[Stored records]
········

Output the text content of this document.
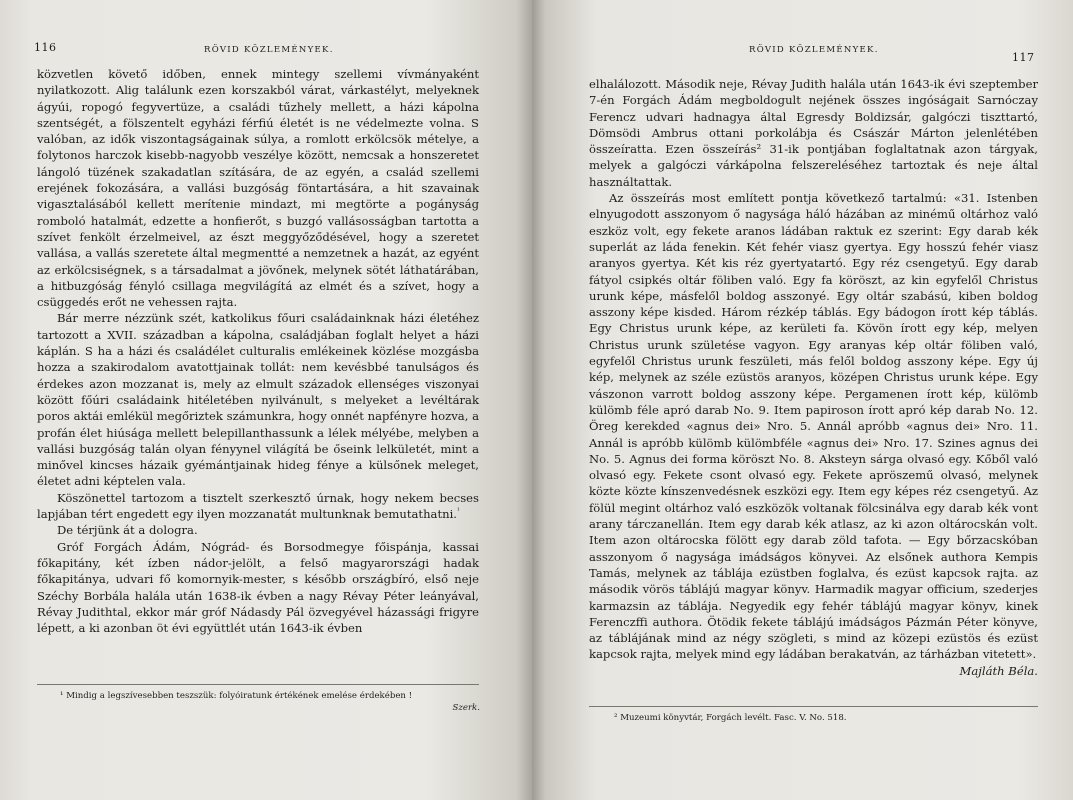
116	RÖVID KÖZLEMÉNYEK.

közvetlen követő időben, ennek mintegy szellemi vívmányaként nyilatkozott. Alig találunk ezen korszakból várat, várkastélyt, melyeknek ágyúi, ropogó fegyvertüze, a családi tűzhely mellett, a házi kápolna szentségét, a fölszentelt egyházi férfiú életét is ne védelmezte volna. S valóban, az idők viszontagságainak súlya, a romlott erkölcsök mételye, a folytonos harczok kisebb-nagyobb veszélye között, nemcsak a honszeretet lángoló tüzének szakadatlan szítására, de az egyén, a család szellemi erejének fokozására, a vallási buzgóság föntartására, a hit szavainak vigasztalásából kellett merítenie mindazt, mi megtörte a pogányság romboló hatalmát, edzette a honfierőt, s buzgó vallásosságban tartotta a szívet fenkölt érzelmeivel, az észt meggyőződésével, hogy a szeretet vallása, a vallás szeretete által megmentté a nemzetnek a hazát, az egyént az erkölcsiségnek, s a társadalmat a jövőnek, melynek sötét láthatárában, a hitbuzgóság fényló csillaga megvilágítá az elmét és a szívet, hogy a csüggedés erőt ne vehessen rajta.

Bár merre nézzünk szét, katkolikus főuri családainknak házi életéhez tartozott a XVII. században a kápolna, családjában foglalt helyet a házi káplán. S ha a házi és családélet culturalis emlékeinek közlése mozgásba hozza a szakirodalom avatottjainak tollát: nem kevésbbé tanulságos és érdekes azon mozzanat is, mely az elmult századok ellenséges viszonyai között főúri családaink hitéletében nyilvánult, s melyeket a levéltárak poros aktái emlékül megőriztek számunkra, hogy onnét napfényre hozva, a profán élet hiúsága mellett belepillanthassunk a lélek mélyébe, melyben a vallási buzgóság talán olyan fényynel világítá be őseink lelkületét, mint a minővel kincses házaik gyémántjainak hideg fénye a külsőnek meleget, életet adni képtelen vala.

Köszönettel tartozom a tisztelt szerkesztő úrnak, hogy nekem becses lapjában tért engedett egy ilyen mozzanatát multunknak bemutathatni.$^{^1}$

De térjünk át a dologra.

Gróf Forgách Ádám, Nógrád- és Borsodmegye főispánja, kassai főkapitány, két ízben nádor-jelölt, a felső magyarországi hadak főkapitánya, udvari fő komornyik-mester, s később országbíró, első neje Széchy Borbála halála után 1638-ik évben a nagy Révay Péter leányával, Révay Judithtal, ekkor már gróf Nádasdy Pál özvegyével házassági frigyre lépett, a ki azonban öt évi együttlét után 1643-ik évben

¹ Mindig a legszívesebben teszszük: folyóiratunk értékének emelése érdekében !
Szerk.
RÖVID KÖZLEMÉNYEK.
117

elhalálozott. Második neje, Révay Judith halála után 1643-ik évi szeptember 7-én Forgách Ádám megboldogult nejének összes ingóságait Sarnóczay Ferencz udvari hadnagya által Egresdy Boldizsár, galgóczi tiszttartó, Dömsödi Ambrus ottani porkolábja és Császár Márton jelenlétében összeíratta. Ezen összeírás² 31-ik pontjában foglaltatnak azon tárgyak, melyek a galgóczi várkápolna felszereléséhez tartoztak és neje által használtattak.

Az összeírás most említett pontja következő tartalmú: «31. Istenben elnyugodott asszonyom ő nagysága háló házában az minémű oltárhoz való eszköz volt, egy fekete aranos ládában raktuk ez szerint: Egy darab kék superlát az láda fenekin. Két fehér viasz gyertya. Egy hosszú fehér viasz aranyos gyertya. Két kis réz gyertyatartó. Egy réz csengetyű. Egy darab fátyol csipkés oltár föliben való. Egy fa köröszt, az kin egyfelől Christus urunk képe, másfelől boldog asszonyé. Egy oltár szabású, kiben boldog asszony képe kisded. Három rézkép táblás. Egy bádogon írott kép táblás. Egy Christus urunk képe, az kerületi fa. Kövön írott egy kép, melyen Christus urunk születése vagyon. Egy aranyas kép oltár föliben való, egyfelől Christus urunk feszületi, más felől boldog asszony képe. Egy új kép, melynek az széle ezüstös aranyos, középen Christus urunk képe. Egy vászonon varrott boldog asszony képe. Pergamenen írott kép, külömb külömb féle apró darab No. 9. Item papiroson írott apró kép darab No. 12. Öreg kerekded «agnus dei» Nro. 5. Annál apróbb «agnus dei» Nro. 11. Annál is apróbb külömb külömbféle «agnus dei» Nro. 17. Szines agnus dei No. 5. Agnus dei forma köröszt No. 8. Aksteyn sárga olvasó egy. Kőből való olvasó egy. Fekete csont olvasó egy. Fekete apröszemű olvasó, melynek közte közte kínszenvedésnek eszközi egy. Item egy képes réz csengetyű. Az fölül megint oltárhoz való eszközök voltanak fölcsinálva egy darab kék vont arany tárczanellán. Item egy darab kék atlasz, az ki azon oltárocskán volt. Item azon oltárocska fölött egy darab zöld tafota. — Egy bőrzacskóban asszonyom ő nagysága imádságos könyvei. Az elsőnek authora Kempis Tamás, melynek az táblája ezüstben foglalva, és ezüst kapcsok rajta. az második vörös táblájú magyar könyv. Harmadik magyar officium, szederjes karmazsin az táblája. Negyedik egy fehér táblájú magyar könyv, kinek Ferenczffi authora. Ötödik fekete táblájú imádságos Pázmán Péter könyve, az táblájának mind az négy szögleti, s mind az közepi ezüstös és ezüst kapcsok rajta, melyek mind egy ládában berakatván, az tárházban vitetett».
Majláth Béla.

² Muzeumi könyvtár, Forgách levélt. Fasc. V. No. 518.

········

Reproduce all entries without any change, and omit the pictures.

Output the text content of this document.
116	RÖVID KÖZLEMÉNYEK.

közvetlen követő időben, ennek mintegy szellemi vívmányaként nyilatkozott. Alig találunk ezen korszakból várat, várkastélyt, melyeknek ágyúi, ropogó fegyvertüze, a családi tűzhely mellett, a házi kápolna szentségét, a fölszentelt egyházi férfiú életét is ne védelmezte volna. S valóban, az idők viszontagságainak súlya, a romlott erkölcsök mételye, a folytonos harczok kisebb-nagyobb veszélye között, nemcsak a honszeretet lángoló tüzének szakadatlan szítására, de az egyén, a család szellemi erejének fokozására, a vallási buzgóság föntartására, a hit szavainak vigasztalásából kellett merítenie mindazt, mi megtörte a pogányság romboló hatalmát, edzette a honfierőt, s buzgó vallásosságban tartotta a szívet fenkölt érzelmeivel, az észt meggyőződésével, hogy a szeretet vallása, a vallás szeretete által megmentté a nemzetnek a hazát, az egyént az erkölcsiségnek, s a társadalmat a jövőnek, melynek sötét láthatárában, a hitbuzgóság fényló csillaga megvilágítá az elmét és a szívet, hogy a csüggedés erőt ne vehessen rajta.

Bár merre nézzünk szét, katkolikus főuri családainknak házi életéhez tartozott a XVII. században a kápolna, családjában foglalt helyet a házi káplán. S ha a házi és családélet culturalis emlékeinek közlése mozgásba hozza a szakirodalom avatottjainak tollát: nem kevésbbé tanulságos és érdekes azon mozzanat is, mely az elmult századok ellenséges viszonyai között főúri családaink hitéletében nyilvánult, s melyeket a levéltárak poros aktái emlékül megőriztek számunkra, hogy onnét napfényre hozva, a profán élet hiúsága mellett belepillanthassunk a lélek mélyébe, melyben a vallási buzgóság talán olyan fényynel világítá be őseink lelkületét, mint a minővel kincses házaik gyémántjainak hideg fénye a külsőnek meleget, életet adni képtelen vala.

Köszönettel tartozom a tisztelt szerkesztő úrnak, hogy nekem becses lapjában tért engedett egy ilyen mozzanatát multunknak bemutathatni.$^{^1}$

De térjünk át a dologra.

Gróf Forgách Ádám, Nógrád- és Borsodmegye főispánja, kassai főkapitány, két ízben nádor-jelölt, a felső magyarországi hadak főkapitánya, udvari fő komornyik-mester, s később országbíró, első neje Széchy Borbála halála után 1638-ik évben a nagy Révay Péter leányával, Révay Judithtal, ekkor már gróf Nádasdy Pál özvegyével házassági frigyre lépett, a ki azonban öt évi együttlét után 1643-ik évben

¹ Mindig a legszívesebben teszszük: folyóiratunk értékének emelése érdekében !
Szerk.
RÖVID KÖZLEMÉNYEK.
117

elhalálozott. Második neje, Révay Judith halála után 1643-ik évi szeptember 7-én Forgách Ádám megboldogult nejének összes ingóságait Sarnóczay Ferencz udvari hadnagya által Egresdy Boldizsár, galgóczi tiszttartó, Dömsödi Ambrus ottani porkolábja és Császár Márton jelenlétében összeíratta. Ezen összeírás² 31-ik pontjában foglaltatnak azon tárgyak, melyek a galgóczi várkápolna felszereléséhez tartoztak és neje által használtattak.

Az összeírás most említett pontja következő tartalmú: «31. Istenben elnyugodott asszonyom ő nagysága háló házában az minémű oltárhoz való eszköz volt, egy fekete aranos ládában raktuk ez szerint: Egy darab kék superlát az láda fenekin. Két fehér viasz gyertya. Egy hosszú fehér viasz aranyos gyertya. Két kis réz gyertyatartó. Egy réz csengetyű. Egy darab fátyol csipkés oltár föliben való. Egy fa köröszt, az kin egyfelől Christus urunk képe, másfelől boldog asszonyé. Egy oltár szabású, kiben boldog asszony képe kisded. Három rézkép táblás. Egy bádogon írott kép táblás. Egy Christus urunk képe, az kerületi fa. Kövön írott egy kép, melyen Christus urunk születése vagyon. Egy aranyas kép oltár föliben való, egyfelől Christus urunk feszületi, más felől boldog asszony képe. Egy új kép, melynek az széle ezüstös aranyos, középen Christus urunk képe. Egy vászonon varrott boldog asszony képe. Pergamenen írott kép, külömb külömb féle apró darab No. 9. Item papiroson írott apró kép darab No. 12. Öreg kerekded «agnus dei» Nro. 5. Annál apróbb «agnus dei» Nro. 11. Annál is apróbb külömb külömbféle «agnus dei» Nro. 17. Szines agnus dei No. 5. Agnus dei forma köröszt No. 8. Aksteyn sárga olvasó egy. Kőből való olvasó egy. Fekete csont olvasó egy. Fekete apröszemű olvasó, melynek közte közte kínszenvedésnek eszközi egy. Item egy képes réz csengetyű. Az fölül megint oltárhoz való eszközök voltanak fölcsinálva egy darab kék vont arany tárczanellán. Item egy darab kék atlasz, az ki azon oltárocskán volt. Item azon oltárocska fölött egy darab zöld tafota. — Egy bőrzacskóban asszonyom ő nagysága imádságos könyvei. Az elsőnek authora Kempis Tamás, melynek az táblája ezüstben foglalva, és ezüst kapcsok rajta. az második vörös táblájú magyar könyv. Harmadik magyar officium, szederjes karmazsin az táblája. Negyedik egy fehér táblájú magyar könyv, kinek Ferenczffi authora. Ötödik fekete táblájú imádságos Pázmán Péter könyve, az táblájának mind az négy szögleti, s mind az közepi ezüstös és ezüst kapcsok rajta, melyek mind egy ládában berakatván, az tárházban vitetett».
Majláth Béla.

² Muzeumi könyvtár, Forgách levélt. Fasc. V. No. 518.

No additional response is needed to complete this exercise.